BEGIN Material provided

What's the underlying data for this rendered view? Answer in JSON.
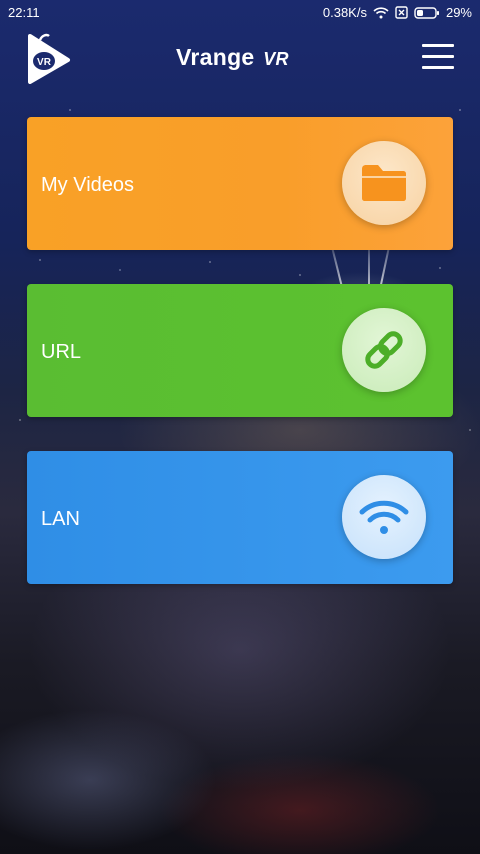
{
  "status_bar": {
    "time": "22:11",
    "network_speed": "0.38K/s",
    "battery": "29%",
    "icons": [
      "wifi-icon",
      "sim-icon",
      "battery-icon"
    ]
  },
  "header": {
    "title": "Vrange",
    "title_suffix": "VR",
    "logo_text": "VR",
    "menu_icon": "hamburger-menu-icon"
  },
  "cards": [
    {
      "label": "My Videos",
      "icon": "folder-icon",
      "color": "#F9A126"
    },
    {
      "label": "URL",
      "icon": "link-icon",
      "color": "#5ABD32"
    },
    {
      "label": "LAN",
      "icon": "wifi-icon",
      "color": "#2F8EE6"
    }
  ],
  "colors": {
    "orange_card": "#F9A126",
    "green_card": "#5ABD32",
    "blue_card": "#2F8EE6",
    "text": "#FFFFFF"
  }
}
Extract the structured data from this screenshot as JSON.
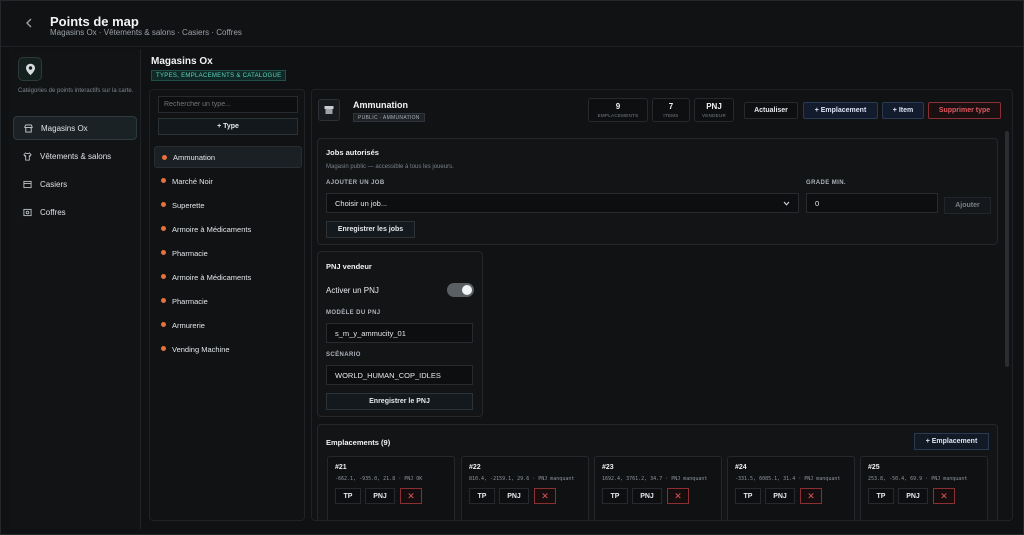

END Material provided

**What you have to do**
All of the lines above should be printed exactly, minus the pictures.

**Result of this task**
What's the underlying data for this rendered view? Answer in JSON.
{
  "status_bar": {
    "time": "22:11",
    "network_speed": "0.38K/s",
    "battery": "29%",
    "icons": [
      "wifi-icon",
      "sim-icon",
      "battery-icon"
    ]
  },
  "header": {
    "title": "Vrange",
    "title_suffix": "VR",
    "logo_text": "VR",
    "menu_icon": "hamburger-menu-icon"
  },
  "cards": [
    {
      "label": "My Videos",
      "icon": "folder-icon",
      "color": "#F9A126"
    },
    {
      "label": "URL",
      "icon": "link-icon",
      "color": "#5ABD32"
    },
    {
      "label": "LAN",
      "icon": "wifi-icon",
      "color": "#2F8EE6"
    }
  ],
  "colors": {
    "orange_card": "#F9A126",
    "green_card": "#5ABD32",
    "blue_card": "#2F8EE6",
    "text": "#FFFFFF"
  }
}
Extract the structured data from this screenshot as JSON.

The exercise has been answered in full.